Your task :: Return each line of the records holding the string "image".

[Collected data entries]
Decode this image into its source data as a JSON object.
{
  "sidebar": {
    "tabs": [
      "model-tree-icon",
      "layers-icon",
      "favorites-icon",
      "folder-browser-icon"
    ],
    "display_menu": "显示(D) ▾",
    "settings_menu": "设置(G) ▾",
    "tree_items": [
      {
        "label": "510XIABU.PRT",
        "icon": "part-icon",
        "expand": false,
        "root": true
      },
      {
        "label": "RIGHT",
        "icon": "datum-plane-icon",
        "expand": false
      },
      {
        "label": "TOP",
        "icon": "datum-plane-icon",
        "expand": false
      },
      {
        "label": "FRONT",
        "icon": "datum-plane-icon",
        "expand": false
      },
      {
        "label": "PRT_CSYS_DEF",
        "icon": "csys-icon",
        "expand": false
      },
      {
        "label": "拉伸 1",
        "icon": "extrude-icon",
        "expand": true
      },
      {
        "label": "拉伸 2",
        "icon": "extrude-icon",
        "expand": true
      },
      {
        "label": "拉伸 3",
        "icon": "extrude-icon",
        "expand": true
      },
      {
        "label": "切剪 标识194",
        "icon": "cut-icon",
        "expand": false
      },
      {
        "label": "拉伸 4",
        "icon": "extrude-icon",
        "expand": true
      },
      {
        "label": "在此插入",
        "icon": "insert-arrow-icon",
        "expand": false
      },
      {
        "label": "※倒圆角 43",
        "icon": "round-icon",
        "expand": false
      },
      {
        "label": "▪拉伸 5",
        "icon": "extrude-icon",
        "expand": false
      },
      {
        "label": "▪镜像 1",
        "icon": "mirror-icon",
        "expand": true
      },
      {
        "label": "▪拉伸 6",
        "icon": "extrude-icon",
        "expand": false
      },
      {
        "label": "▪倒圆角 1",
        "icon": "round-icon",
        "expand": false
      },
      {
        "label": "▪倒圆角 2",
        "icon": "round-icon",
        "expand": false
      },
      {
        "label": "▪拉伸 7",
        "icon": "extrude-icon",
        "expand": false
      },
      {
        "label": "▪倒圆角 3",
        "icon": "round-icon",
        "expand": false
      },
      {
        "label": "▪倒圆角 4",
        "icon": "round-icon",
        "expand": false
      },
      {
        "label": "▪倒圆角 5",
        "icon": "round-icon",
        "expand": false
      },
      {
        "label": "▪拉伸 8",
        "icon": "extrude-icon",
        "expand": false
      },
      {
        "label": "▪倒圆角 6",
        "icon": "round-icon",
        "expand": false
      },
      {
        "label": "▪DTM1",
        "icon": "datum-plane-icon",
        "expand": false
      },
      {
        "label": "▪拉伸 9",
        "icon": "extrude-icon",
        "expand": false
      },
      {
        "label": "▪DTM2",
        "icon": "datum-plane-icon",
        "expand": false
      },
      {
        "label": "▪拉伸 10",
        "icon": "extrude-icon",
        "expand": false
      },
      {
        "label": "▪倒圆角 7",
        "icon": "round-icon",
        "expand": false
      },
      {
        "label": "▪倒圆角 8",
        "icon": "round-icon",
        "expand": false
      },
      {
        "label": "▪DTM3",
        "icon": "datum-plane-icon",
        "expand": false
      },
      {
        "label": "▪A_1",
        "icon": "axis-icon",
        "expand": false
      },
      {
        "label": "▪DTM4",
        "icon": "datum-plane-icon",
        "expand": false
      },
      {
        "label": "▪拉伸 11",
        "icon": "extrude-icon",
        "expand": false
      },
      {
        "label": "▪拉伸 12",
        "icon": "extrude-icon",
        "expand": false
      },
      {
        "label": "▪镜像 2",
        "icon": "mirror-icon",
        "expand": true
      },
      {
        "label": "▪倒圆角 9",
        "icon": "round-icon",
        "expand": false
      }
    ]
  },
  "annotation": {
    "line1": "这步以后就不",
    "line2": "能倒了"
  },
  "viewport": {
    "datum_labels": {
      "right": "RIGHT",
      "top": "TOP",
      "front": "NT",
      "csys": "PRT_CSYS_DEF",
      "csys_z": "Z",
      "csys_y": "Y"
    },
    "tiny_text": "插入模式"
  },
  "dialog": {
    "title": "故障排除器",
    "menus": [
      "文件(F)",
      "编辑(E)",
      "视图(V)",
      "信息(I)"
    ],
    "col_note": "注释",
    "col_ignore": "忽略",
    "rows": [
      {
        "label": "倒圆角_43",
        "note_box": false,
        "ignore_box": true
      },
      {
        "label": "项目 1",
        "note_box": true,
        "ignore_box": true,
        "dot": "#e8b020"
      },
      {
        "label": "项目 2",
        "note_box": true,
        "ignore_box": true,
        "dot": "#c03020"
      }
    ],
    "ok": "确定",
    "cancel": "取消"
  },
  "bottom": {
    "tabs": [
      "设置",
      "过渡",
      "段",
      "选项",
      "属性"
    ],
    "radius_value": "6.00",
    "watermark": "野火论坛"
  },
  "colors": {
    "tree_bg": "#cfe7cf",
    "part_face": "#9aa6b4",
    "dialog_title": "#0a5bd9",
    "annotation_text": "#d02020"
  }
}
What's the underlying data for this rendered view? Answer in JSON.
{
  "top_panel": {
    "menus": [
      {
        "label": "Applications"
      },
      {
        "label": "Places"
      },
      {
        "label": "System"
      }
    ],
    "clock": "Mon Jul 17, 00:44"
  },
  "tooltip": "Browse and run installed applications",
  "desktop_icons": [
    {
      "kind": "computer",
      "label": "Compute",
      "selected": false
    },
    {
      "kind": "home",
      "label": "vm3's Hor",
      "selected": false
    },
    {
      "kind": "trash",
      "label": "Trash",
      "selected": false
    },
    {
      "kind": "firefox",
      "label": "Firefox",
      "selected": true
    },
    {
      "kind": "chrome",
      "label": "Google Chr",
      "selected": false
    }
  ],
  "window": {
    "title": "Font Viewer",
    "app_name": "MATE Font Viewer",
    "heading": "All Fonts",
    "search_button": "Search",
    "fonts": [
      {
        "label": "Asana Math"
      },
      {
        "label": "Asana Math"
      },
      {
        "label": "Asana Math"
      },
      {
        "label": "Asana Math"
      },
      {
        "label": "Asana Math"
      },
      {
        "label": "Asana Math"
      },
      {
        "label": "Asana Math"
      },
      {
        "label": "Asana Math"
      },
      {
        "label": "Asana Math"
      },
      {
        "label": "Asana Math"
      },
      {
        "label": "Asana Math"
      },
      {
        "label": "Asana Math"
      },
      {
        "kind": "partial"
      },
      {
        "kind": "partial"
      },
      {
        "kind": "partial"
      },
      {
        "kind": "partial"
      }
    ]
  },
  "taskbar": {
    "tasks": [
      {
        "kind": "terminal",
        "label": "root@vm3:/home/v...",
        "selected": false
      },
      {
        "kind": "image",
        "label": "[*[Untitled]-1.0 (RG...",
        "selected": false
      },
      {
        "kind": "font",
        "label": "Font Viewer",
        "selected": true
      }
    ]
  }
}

Full answer ::
Decode this image into its source data as a JSON object.
        "kind": "image",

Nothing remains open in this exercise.